Trabajo solicitado:
a - Según el texto sobre PySpark, ¿qué valor toma por defecto el parámetro "how" de la función drop()?
b - Transcriba del texto sobre PySpark el fragmento que comienza con "La función drop()" y continúa hasta "valores NO NULOS.".

Texto del ejercicio:
▽

### Pyspark Handling Missing Values
- Eliminar columnas
- Eliminar Filas
- Parámetros para el Dropping
- Imputar valores nulos con la media, la mediana y la moda

#### CREAMOS LA SESIÓN

In [1]:
from pyspark.sql import SparkSession
spark = SparkSession.builder.appName('Practise').getOrCreate()

In [2]:
spark

#### CARGAMOS EL DATAFRAME

In [29]:
df_pyspark = spark.read.csv('data/test2.csv', header=True, inferSchema=True)
df_pyspark.show()

+---------+----+----------+------+
|     Name| age|Experience|Salary|
+---------+----+----------+------+
|    Krish|  31|        10| 30000|
|Sudhanshu|  30|         8| 25000|
|    Sunny|  29|         4| 20000|
|     Paul|  24|         3| 20000|
|   Harsha|  21|         1| 15000|
|  Shubham|  23|         2| 18000|
|   Mahesh|null|      null| 40000|
|     null|  34|        10| 38000|
|     null|  36|      null|  null|
+---------+----+----------+------+



In [11]:
df_pyspark.show()

+---------+----+----------+------+
|     Name| age|Experience|Salary|
+---------+----+----------+------+
|    Krish|  31|        10| 30000|
|Sudhanshu|  30|         8| 25000|
|    Sunny|  29|         4| 20000|
|     Paul|  24|         3| 20000|
|   Harsha|  21|         1| 15000|
|  Shubham|  23|         2| 18000|
|   Mahesh|null|      null| 40000|
|     null|  34|        10| 38000|
|     null|  36|      null|  null|
+---------+----+----------+------+



La función drop() tiene varios parámetros, entre ellos "how", con valores "any" y "all".
- how = 'any' elimina la columna si uno de los valores es nulo (any por defecto)
- how = 'all' elimina la columna si todos los valores son nulos

Otro parámetro es "thresh". Por ejemplo: thresh = 2, significa que se mantienen las filas con al menos 2 valores NO NULOS. 

In [22]:
df_pyspark.na.drop(how = 'any', thresh = 3).show()

+---------+---+----------+------+
|     Name|age|Experience|Salary|
+---------+---+----------+------+
|    Krish| 31|        10| 30000|
|Sudhanshu| 30|         8| 25000|
|    Sunny| 29|         4| 20000|
|     Paul| 24|         3| 20000|
|   Harsha| 21|         1| 15000|
|  Shubham| 23|         2| 18000|
|     null| 34|        10| 38000|
+---------+---+----------+------+



In [25]:
df_pyspark.na.drop(thresh = 1).show()

△

Datos analizados:

▽

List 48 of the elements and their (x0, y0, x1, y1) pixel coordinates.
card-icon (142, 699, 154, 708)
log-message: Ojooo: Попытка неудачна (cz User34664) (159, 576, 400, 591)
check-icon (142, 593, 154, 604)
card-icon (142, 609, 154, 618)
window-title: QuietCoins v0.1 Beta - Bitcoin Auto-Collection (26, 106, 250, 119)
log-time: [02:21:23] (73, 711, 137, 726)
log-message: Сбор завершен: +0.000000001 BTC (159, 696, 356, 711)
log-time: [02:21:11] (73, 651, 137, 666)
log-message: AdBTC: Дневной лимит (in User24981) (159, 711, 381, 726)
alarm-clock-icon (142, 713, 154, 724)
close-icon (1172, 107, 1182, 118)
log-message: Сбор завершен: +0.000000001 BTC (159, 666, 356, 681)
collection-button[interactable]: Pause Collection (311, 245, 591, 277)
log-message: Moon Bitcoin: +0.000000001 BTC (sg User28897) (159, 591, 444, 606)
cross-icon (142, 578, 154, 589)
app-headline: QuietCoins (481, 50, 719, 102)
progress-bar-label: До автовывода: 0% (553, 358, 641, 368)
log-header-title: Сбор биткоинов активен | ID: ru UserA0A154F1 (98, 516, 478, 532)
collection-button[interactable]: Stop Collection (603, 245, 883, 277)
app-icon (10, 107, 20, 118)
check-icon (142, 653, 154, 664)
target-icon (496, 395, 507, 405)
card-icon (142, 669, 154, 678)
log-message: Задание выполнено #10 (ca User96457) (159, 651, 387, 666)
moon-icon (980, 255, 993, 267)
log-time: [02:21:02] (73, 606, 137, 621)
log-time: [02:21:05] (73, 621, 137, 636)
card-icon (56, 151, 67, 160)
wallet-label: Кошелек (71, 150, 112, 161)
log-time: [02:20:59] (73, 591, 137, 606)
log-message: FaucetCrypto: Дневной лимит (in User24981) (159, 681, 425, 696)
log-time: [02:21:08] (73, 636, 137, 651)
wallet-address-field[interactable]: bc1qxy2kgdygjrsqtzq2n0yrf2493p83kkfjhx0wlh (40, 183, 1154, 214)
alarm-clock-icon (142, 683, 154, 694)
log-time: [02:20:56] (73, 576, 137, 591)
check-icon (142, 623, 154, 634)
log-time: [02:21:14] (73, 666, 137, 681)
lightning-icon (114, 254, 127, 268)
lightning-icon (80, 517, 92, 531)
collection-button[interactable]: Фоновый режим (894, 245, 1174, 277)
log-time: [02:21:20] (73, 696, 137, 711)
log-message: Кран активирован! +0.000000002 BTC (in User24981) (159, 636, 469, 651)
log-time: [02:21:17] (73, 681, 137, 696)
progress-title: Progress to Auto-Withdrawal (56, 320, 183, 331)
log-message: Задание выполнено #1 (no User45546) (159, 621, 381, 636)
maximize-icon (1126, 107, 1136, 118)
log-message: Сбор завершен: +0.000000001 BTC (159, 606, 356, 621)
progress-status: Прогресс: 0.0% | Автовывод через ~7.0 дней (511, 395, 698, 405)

△

Resultados del ejercicio:
a - Toma por defecto el valor "any".

b -
La función drop() tiene varios parámetros, entre ellos "how", con valores "any" y "all".
- how = 'any' elimina la columna si uno de los valores es nulo (any por defecto)
- how = 'all' elimina la columna si todos los valores son nulos

Otro parámetro es "thresh". Por ejemplo: thresh = 2, significa que se mantienen las filas con al menos 2 valores NO NULOS.